Lines of data
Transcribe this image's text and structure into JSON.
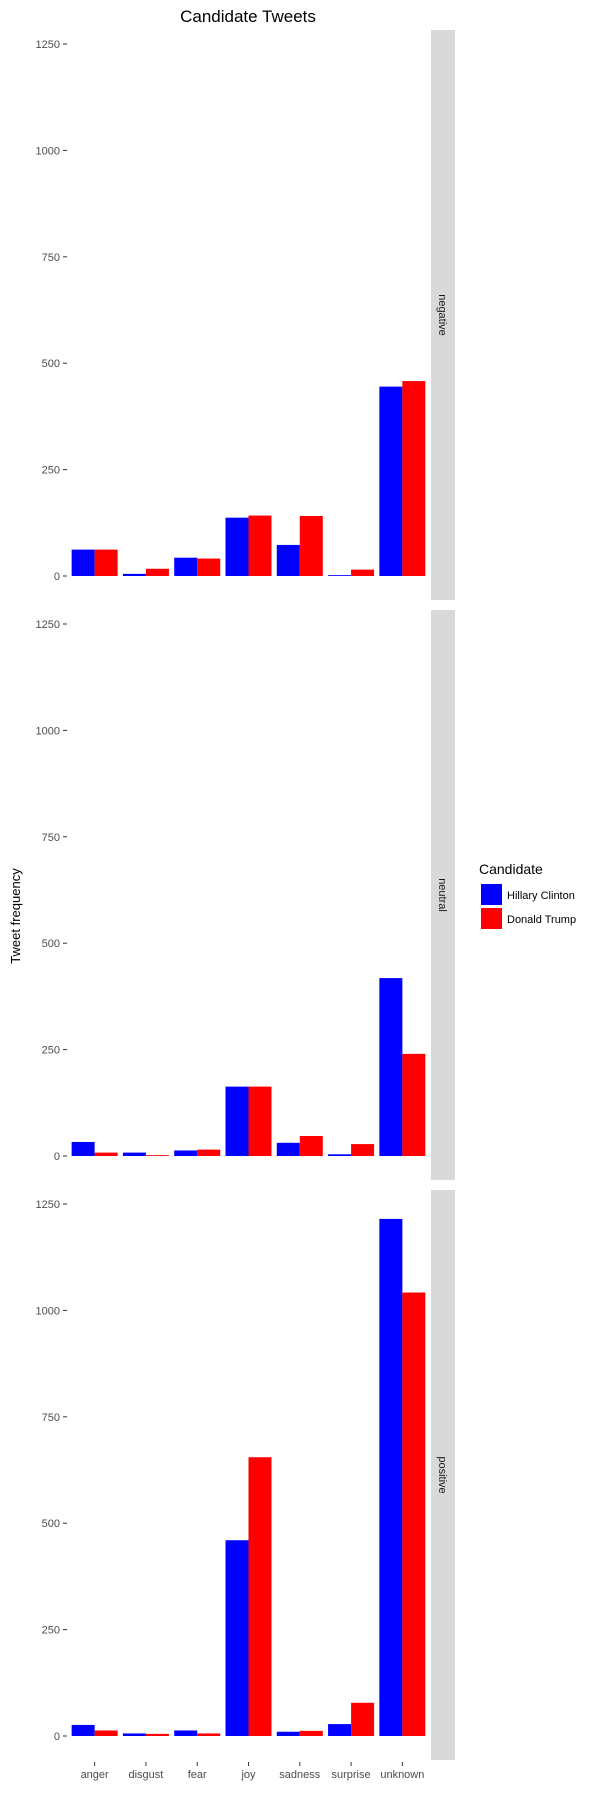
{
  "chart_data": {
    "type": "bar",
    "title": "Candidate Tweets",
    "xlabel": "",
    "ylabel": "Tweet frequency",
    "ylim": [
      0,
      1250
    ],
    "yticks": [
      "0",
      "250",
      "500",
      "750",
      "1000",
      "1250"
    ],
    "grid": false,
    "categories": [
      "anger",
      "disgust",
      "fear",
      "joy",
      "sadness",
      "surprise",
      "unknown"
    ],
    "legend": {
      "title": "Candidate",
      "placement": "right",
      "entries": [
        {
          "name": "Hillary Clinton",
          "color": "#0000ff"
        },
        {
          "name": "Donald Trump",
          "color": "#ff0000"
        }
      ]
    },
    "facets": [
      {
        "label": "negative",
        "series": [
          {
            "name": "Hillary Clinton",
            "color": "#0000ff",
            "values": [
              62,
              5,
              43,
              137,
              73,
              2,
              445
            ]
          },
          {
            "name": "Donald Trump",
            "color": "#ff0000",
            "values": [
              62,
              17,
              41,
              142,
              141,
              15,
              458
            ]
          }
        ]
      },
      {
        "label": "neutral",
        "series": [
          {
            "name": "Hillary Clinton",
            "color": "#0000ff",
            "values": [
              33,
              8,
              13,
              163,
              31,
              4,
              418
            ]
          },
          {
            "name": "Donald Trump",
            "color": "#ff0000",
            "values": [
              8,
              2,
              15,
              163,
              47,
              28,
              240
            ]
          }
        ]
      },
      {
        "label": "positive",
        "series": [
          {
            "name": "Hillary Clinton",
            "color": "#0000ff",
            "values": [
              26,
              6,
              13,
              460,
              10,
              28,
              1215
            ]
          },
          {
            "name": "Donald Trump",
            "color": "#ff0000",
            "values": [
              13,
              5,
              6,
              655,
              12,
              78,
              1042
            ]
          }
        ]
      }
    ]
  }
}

• WHAT IS BEING ASKED
Set down the records in full and exactly. Do not carry over any image.

• SOLUTION
Transcribe this image's text and structure into JSON.
{
  "chart_data": {
    "type": "bar",
    "title": "Candidate Tweets",
    "xlabel": "",
    "ylabel": "Tweet frequency",
    "ylim": [
      0,
      1250
    ],
    "yticks": [
      "0",
      "250",
      "500",
      "750",
      "1000",
      "1250"
    ],
    "grid": false,
    "categories": [
      "anger",
      "disgust",
      "fear",
      "joy",
      "sadness",
      "surprise",
      "unknown"
    ],
    "legend": {
      "title": "Candidate",
      "placement": "right",
      "entries": [
        {
          "name": "Hillary Clinton",
          "color": "#0000ff"
        },
        {
          "name": "Donald Trump",
          "color": "#ff0000"
        }
      ]
    },
    "facets": [
      {
        "label": "negative",
        "series": [
          {
            "name": "Hillary Clinton",
            "color": "#0000ff",
            "values": [
              62,
              5,
              43,
              137,
              73,
              2,
              445
            ]
          },
          {
            "name": "Donald Trump",
            "color": "#ff0000",
            "values": [
              62,
              17,
              41,
              142,
              141,
              15,
              458
            ]
          }
        ]
      },
      {
        "label": "neutral",
        "series": [
          {
            "name": "Hillary Clinton",
            "color": "#0000ff",
            "values": [
              33,
              8,
              13,
              163,
              31,
              4,
              418
            ]
          },
          {
            "name": "Donald Trump",
            "color": "#ff0000",
            "values": [
              8,
              2,
              15,
              163,
              47,
              28,
              240
            ]
          }
        ]
      },
      {
        "label": "positive",
        "series": [
          {
            "name": "Hillary Clinton",
            "color": "#0000ff",
            "values": [
              26,
              6,
              13,
              460,
              10,
              28,
              1215
            ]
          },
          {
            "name": "Donald Trump",
            "color": "#ff0000",
            "values": [
              13,
              5,
              6,
              655,
              12,
              78,
              1042
            ]
          }
        ]
      }
    ]
  }
}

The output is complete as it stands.